• THE REQUEST:
Answer with the number of lines in the listing below that contain the word "Тервел", and nothing else.

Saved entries
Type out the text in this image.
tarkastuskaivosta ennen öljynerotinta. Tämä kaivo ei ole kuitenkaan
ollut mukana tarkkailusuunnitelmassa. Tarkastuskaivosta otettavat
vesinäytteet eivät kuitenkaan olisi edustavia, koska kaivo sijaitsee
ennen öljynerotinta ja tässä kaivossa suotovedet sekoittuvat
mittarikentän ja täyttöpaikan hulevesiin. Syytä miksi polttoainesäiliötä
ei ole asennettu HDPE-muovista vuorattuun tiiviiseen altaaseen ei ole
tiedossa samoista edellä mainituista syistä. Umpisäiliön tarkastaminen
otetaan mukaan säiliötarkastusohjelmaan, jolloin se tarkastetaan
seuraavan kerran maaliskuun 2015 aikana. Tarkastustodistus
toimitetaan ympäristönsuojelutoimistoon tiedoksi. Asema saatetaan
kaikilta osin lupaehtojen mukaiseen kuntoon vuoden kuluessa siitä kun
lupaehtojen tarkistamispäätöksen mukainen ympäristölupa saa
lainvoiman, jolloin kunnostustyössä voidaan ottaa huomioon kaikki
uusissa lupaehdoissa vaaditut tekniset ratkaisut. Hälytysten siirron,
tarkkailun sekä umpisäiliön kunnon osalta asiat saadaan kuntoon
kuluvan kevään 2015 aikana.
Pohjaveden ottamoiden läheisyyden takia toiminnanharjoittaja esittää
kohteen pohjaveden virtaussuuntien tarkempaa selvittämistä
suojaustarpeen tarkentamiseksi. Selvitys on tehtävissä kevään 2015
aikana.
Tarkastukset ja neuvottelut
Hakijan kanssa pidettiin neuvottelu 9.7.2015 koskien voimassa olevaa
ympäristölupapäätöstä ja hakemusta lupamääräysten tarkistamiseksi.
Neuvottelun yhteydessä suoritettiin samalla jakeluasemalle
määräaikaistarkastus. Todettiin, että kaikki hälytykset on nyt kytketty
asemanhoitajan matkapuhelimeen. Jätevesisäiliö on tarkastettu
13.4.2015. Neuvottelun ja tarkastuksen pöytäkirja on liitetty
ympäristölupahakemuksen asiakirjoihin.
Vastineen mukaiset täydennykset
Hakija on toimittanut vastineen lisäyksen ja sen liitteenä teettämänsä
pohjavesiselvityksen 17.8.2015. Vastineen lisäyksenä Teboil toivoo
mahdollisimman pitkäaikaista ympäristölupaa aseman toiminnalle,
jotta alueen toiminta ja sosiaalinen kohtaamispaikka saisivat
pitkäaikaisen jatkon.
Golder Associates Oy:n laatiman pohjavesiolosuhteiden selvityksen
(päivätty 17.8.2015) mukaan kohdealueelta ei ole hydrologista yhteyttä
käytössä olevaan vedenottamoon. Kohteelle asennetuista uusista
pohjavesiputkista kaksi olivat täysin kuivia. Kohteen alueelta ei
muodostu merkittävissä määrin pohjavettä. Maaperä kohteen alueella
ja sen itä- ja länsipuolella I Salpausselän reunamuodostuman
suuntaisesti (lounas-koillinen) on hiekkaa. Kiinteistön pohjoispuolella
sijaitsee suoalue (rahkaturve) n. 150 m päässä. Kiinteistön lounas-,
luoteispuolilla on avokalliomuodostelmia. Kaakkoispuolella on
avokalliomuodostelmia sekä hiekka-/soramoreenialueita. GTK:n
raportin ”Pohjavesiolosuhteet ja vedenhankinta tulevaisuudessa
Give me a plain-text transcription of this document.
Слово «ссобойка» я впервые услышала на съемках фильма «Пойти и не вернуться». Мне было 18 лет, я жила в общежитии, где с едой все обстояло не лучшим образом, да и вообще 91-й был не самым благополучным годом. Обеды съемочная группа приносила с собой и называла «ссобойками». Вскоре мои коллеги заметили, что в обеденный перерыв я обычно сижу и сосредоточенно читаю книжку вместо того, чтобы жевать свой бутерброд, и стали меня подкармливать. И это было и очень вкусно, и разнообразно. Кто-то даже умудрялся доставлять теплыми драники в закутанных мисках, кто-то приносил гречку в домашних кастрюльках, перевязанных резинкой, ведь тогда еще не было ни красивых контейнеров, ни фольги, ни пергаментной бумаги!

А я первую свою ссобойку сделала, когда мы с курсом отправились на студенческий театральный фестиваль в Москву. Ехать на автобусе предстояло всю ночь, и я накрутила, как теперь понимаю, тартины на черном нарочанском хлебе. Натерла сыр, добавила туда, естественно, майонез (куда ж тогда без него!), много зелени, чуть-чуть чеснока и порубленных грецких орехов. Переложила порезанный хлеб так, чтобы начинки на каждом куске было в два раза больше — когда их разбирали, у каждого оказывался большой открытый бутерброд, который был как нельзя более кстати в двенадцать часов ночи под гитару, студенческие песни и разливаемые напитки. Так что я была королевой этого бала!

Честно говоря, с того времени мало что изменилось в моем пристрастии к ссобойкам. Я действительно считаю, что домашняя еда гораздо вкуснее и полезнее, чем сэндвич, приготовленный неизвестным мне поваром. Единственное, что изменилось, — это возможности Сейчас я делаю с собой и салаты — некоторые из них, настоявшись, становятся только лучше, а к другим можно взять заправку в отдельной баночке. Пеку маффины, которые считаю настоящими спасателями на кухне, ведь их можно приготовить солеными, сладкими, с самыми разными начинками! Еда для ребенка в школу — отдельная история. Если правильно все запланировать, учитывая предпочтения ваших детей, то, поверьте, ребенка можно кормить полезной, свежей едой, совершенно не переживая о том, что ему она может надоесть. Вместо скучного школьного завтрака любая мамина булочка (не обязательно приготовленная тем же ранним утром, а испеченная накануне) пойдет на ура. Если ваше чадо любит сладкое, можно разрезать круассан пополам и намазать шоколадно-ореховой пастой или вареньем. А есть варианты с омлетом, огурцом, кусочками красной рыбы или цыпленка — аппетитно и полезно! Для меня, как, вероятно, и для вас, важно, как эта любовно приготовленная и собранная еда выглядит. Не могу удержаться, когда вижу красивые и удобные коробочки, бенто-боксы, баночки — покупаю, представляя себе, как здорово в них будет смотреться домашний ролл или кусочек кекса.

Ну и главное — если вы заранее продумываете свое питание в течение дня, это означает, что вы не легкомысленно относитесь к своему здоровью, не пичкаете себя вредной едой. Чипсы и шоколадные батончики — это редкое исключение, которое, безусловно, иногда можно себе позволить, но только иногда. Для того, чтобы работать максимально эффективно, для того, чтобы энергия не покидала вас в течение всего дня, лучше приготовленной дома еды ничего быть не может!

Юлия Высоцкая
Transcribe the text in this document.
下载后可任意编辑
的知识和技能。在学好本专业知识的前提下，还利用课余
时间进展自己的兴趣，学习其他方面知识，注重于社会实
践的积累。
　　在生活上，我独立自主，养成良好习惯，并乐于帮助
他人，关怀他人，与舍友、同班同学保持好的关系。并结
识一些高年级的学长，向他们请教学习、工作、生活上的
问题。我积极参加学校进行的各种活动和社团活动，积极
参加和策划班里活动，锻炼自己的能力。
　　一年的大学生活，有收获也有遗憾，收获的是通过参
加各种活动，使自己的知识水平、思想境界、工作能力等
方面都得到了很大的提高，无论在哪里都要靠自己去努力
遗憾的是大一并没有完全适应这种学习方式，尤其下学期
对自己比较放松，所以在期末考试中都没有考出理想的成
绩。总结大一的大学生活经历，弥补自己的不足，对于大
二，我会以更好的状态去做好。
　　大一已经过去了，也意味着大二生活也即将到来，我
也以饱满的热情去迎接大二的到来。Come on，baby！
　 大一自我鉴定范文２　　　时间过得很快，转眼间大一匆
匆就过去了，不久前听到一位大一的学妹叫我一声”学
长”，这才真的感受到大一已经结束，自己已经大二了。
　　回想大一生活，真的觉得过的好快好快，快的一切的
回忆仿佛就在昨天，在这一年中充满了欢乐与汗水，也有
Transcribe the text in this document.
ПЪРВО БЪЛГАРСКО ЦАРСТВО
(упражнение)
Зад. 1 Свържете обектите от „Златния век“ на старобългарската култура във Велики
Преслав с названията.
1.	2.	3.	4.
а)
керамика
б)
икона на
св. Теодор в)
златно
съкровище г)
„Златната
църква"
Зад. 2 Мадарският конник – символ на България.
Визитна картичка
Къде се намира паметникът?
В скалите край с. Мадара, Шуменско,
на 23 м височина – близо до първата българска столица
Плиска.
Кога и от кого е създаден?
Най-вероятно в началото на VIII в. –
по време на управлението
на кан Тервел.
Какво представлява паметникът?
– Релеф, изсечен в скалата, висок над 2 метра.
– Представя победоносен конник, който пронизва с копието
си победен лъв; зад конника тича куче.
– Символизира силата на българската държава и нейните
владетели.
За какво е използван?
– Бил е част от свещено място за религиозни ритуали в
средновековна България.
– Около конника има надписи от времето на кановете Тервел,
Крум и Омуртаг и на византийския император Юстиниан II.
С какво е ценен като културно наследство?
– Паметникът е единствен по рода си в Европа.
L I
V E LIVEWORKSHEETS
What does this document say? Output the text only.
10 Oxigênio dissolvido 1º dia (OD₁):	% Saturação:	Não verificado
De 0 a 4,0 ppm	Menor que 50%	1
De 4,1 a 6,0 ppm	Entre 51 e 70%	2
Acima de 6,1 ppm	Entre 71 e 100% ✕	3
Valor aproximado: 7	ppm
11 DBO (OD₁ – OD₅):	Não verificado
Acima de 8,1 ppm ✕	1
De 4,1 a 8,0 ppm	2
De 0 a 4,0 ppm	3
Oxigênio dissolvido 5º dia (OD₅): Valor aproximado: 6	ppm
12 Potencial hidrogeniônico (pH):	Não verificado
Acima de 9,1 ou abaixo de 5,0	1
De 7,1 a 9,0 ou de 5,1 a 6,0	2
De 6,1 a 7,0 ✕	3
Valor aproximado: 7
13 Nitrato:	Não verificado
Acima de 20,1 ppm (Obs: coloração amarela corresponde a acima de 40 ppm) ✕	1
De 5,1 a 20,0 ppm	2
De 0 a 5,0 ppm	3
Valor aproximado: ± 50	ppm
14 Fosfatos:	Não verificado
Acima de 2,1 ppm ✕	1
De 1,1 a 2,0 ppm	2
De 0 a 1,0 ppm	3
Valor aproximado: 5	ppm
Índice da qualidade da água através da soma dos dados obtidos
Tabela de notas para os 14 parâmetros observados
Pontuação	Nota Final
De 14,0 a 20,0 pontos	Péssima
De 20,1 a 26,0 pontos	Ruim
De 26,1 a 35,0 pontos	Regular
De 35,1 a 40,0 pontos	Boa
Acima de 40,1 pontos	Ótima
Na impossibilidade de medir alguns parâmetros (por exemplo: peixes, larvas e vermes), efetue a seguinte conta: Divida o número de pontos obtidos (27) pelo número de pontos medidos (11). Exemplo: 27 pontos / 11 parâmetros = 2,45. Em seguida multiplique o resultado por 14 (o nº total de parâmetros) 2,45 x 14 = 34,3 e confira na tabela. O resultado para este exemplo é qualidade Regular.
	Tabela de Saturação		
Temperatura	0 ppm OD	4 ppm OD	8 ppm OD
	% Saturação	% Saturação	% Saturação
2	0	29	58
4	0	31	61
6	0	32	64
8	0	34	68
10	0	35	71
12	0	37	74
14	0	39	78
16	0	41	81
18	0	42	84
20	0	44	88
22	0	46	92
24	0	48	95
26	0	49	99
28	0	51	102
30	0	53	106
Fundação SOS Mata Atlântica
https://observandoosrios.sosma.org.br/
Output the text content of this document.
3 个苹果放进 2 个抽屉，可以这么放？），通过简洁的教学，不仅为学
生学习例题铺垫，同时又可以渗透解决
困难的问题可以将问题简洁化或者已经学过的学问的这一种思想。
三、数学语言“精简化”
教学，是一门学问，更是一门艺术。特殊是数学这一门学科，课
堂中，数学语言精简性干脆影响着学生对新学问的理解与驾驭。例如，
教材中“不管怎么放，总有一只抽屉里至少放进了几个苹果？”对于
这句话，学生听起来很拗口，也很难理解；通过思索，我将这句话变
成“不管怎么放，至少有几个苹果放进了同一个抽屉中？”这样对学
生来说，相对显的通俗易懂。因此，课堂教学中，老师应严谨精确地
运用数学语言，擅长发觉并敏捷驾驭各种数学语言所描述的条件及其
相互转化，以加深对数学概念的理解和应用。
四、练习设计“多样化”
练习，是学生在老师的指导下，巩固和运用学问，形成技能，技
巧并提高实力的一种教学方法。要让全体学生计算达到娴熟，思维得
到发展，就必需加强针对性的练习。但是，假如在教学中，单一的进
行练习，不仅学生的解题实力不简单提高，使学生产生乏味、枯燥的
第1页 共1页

• REPLY TO THE TASK:
2